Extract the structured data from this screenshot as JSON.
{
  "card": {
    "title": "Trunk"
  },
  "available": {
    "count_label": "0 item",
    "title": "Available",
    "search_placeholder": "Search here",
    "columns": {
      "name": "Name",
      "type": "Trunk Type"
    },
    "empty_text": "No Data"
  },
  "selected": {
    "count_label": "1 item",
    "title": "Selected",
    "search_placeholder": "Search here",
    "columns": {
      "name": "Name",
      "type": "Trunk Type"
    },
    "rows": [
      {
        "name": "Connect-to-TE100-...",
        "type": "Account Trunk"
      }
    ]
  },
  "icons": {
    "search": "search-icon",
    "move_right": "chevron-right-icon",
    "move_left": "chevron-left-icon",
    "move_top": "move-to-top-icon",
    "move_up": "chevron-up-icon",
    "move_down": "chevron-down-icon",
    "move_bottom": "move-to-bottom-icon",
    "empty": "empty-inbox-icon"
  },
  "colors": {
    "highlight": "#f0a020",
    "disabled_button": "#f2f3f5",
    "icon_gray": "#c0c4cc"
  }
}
──────
## Stated goal:
Each line of the material above must be retyped precisely.

## Result below:
Extract the structured data from this screenshot as JSON.
{
  "card": {
    "title": "Trunk"
  },
  "available": {
    "count_label": "0 item",
    "title": "Available",
    "search_placeholder": "Search here",
    "columns": {
      "name": "Name",
      "type": "Trunk Type"
    },
    "empty_text": "No Data"
  },
  "selected": {
    "count_label": "1 item",
    "title": "Selected",
    "search_placeholder": "Search here",
    "columns": {
      "name": "Name",
      "type": "Trunk Type"
    },
    "rows": [
      {
        "name": "Connect-to-TE100-...",
        "type": "Account Trunk"
      }
    ]
  },
  "icons": {
    "search": "search-icon",
    "move_right": "chevron-right-icon",
    "move_left": "chevron-left-icon",
    "move_top": "move-to-top-icon",
    "move_up": "chevron-up-icon",
    "move_down": "chevron-down-icon",
    "move_bottom": "move-to-bottom-icon",
    "empty": "empty-inbox-icon"
  },
  "colors": {
    "highlight": "#f0a020",
    "disabled_button": "#f2f3f5",
    "icon_gray": "#c0c4cc"
  }
}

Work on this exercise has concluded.